*Your task:* Read the material below and count the lines holding the string "name". Give that count with nothing added.

======== Data to process

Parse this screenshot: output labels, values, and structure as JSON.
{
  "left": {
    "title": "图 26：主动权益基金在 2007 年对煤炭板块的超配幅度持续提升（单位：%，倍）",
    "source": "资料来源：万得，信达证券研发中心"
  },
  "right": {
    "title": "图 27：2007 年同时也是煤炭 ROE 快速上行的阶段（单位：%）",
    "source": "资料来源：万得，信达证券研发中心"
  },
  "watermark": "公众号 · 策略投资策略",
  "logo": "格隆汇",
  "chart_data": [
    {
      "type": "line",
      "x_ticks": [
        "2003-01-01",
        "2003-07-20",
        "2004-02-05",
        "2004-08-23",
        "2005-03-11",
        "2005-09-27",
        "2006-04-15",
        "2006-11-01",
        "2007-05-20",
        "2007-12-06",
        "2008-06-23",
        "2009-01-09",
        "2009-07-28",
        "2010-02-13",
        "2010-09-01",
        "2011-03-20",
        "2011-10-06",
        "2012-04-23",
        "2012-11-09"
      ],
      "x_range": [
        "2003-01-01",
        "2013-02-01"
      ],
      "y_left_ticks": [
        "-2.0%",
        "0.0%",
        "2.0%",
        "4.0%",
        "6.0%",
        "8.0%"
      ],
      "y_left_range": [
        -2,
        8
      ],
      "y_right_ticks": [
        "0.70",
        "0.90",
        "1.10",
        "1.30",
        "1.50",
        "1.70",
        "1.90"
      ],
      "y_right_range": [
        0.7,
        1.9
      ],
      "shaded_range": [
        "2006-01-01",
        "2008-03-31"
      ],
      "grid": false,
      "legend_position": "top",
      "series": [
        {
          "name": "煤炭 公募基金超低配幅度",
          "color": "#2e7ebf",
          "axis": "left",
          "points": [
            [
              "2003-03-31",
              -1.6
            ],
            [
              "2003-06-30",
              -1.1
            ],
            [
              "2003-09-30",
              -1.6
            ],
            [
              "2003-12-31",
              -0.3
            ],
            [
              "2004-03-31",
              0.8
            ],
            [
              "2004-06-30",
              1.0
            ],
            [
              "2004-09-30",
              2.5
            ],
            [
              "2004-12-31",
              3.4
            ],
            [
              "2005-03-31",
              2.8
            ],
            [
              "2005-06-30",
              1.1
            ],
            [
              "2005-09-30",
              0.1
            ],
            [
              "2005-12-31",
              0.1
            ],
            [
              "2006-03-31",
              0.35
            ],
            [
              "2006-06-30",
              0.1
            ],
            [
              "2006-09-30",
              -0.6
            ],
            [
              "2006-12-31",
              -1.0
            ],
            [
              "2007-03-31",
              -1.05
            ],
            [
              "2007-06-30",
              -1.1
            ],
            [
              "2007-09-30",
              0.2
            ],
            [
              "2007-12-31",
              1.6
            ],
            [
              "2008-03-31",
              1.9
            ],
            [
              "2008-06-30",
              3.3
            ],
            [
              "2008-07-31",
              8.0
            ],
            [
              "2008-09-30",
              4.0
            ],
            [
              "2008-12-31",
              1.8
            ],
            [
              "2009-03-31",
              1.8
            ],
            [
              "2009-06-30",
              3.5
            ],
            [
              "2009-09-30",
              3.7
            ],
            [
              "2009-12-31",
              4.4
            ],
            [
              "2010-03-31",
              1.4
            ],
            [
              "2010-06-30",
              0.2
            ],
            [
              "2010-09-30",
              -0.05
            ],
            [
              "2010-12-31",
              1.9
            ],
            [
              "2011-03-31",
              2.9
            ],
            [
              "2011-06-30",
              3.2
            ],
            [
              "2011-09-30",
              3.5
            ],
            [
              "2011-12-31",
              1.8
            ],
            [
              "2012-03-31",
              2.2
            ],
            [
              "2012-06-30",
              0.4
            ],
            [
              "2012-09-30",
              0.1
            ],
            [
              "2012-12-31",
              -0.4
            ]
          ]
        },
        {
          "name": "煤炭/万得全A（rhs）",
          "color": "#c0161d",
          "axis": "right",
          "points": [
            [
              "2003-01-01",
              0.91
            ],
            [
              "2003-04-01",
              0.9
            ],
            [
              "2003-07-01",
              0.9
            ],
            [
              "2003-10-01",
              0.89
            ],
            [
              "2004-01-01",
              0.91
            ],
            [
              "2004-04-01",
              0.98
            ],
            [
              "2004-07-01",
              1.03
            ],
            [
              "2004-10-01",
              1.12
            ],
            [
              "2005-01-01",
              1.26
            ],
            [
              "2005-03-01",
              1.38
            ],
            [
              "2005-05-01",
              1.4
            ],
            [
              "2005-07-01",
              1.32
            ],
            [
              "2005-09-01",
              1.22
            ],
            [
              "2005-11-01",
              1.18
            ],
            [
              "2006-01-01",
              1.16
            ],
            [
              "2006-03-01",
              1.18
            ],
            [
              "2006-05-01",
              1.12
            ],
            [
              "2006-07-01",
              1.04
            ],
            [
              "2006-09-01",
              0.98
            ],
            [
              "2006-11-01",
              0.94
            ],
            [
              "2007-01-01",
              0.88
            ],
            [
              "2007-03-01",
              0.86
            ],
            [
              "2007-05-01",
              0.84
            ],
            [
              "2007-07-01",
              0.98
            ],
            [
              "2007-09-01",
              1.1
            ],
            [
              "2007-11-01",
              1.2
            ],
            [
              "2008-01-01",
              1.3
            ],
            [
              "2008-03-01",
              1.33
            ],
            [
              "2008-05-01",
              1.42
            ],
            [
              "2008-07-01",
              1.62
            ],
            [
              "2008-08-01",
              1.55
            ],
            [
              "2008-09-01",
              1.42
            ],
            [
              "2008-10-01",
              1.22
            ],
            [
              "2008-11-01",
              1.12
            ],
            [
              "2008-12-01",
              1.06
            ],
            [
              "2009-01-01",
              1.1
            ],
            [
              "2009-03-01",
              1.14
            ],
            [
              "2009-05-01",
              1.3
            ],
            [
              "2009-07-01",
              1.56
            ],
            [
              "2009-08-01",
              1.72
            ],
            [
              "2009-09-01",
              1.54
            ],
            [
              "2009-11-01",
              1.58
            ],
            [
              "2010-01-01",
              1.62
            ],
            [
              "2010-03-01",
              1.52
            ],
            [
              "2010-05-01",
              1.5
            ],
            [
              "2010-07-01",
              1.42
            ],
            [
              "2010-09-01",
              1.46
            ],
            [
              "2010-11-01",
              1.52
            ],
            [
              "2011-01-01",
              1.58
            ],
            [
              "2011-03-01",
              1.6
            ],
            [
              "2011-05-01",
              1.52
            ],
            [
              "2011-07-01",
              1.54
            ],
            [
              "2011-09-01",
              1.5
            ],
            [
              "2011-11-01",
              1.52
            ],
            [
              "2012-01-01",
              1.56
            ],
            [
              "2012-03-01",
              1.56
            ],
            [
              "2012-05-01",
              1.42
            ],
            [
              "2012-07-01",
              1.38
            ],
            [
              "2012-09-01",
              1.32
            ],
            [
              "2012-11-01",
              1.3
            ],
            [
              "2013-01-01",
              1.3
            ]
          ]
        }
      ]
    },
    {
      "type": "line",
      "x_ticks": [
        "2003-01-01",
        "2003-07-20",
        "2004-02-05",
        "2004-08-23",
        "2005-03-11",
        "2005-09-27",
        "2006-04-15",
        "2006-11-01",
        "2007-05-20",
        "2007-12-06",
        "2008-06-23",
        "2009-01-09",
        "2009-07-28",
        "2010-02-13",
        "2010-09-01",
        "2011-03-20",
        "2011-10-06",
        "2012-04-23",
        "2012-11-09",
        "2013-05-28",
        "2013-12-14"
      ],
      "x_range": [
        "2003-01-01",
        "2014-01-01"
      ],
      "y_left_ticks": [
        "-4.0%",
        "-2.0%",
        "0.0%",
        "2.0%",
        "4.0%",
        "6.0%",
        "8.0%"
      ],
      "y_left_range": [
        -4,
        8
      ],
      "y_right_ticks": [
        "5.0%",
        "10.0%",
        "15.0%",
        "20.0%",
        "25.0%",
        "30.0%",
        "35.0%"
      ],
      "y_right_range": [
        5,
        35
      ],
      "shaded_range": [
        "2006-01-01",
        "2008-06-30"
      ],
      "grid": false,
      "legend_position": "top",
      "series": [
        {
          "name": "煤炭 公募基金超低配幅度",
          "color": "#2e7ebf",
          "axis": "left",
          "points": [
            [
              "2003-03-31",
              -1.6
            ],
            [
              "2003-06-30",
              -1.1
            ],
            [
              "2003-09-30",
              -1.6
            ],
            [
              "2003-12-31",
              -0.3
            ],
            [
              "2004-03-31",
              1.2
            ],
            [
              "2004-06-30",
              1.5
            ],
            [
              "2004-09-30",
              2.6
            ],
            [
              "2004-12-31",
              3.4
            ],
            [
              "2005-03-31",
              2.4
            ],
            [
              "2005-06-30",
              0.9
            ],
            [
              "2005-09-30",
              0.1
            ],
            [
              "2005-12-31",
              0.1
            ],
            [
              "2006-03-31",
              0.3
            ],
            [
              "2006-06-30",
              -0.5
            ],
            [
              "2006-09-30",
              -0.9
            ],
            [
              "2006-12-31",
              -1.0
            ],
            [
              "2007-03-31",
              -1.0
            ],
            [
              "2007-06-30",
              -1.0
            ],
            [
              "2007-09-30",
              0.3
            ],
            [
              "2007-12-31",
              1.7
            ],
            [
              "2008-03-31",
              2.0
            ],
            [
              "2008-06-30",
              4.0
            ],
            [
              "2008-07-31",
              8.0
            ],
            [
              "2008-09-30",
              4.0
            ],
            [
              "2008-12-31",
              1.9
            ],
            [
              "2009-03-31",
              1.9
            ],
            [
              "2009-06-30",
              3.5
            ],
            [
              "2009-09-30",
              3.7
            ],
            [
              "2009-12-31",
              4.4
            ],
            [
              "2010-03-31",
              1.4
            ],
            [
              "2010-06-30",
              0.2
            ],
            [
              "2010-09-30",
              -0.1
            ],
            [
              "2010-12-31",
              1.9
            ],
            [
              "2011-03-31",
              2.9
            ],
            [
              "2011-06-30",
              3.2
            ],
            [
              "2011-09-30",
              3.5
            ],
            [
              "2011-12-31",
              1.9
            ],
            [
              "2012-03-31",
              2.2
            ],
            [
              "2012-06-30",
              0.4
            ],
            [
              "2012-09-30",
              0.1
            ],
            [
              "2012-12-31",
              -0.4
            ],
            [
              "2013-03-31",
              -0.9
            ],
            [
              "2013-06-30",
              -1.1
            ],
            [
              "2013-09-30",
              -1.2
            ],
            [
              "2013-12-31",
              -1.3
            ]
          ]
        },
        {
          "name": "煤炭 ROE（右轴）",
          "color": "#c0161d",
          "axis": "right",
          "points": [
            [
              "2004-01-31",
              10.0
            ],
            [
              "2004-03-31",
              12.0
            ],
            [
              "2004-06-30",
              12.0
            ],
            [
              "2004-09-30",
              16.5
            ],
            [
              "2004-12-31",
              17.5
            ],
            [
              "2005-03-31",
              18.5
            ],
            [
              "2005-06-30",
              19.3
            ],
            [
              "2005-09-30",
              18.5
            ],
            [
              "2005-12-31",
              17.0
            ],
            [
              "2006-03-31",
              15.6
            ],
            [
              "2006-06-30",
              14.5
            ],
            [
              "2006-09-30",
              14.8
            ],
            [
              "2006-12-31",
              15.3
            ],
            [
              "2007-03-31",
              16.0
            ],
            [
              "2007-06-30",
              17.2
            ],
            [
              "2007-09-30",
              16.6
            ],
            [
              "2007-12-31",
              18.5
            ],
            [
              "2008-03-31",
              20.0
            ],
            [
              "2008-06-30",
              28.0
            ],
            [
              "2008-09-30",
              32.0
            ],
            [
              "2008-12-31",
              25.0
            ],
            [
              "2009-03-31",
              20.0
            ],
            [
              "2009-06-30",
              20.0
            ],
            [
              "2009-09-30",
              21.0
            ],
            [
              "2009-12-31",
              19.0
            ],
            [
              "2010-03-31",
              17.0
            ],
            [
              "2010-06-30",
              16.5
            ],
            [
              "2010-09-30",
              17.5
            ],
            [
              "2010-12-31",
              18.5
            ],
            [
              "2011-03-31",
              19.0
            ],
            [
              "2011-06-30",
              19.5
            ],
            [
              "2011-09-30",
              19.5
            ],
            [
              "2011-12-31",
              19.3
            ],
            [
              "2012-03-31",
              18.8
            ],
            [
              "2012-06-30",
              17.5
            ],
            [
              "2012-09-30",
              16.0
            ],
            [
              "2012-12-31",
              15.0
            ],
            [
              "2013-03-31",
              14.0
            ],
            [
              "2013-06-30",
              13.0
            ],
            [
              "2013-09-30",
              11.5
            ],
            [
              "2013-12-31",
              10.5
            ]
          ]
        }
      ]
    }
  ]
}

================

*Task solution:* 4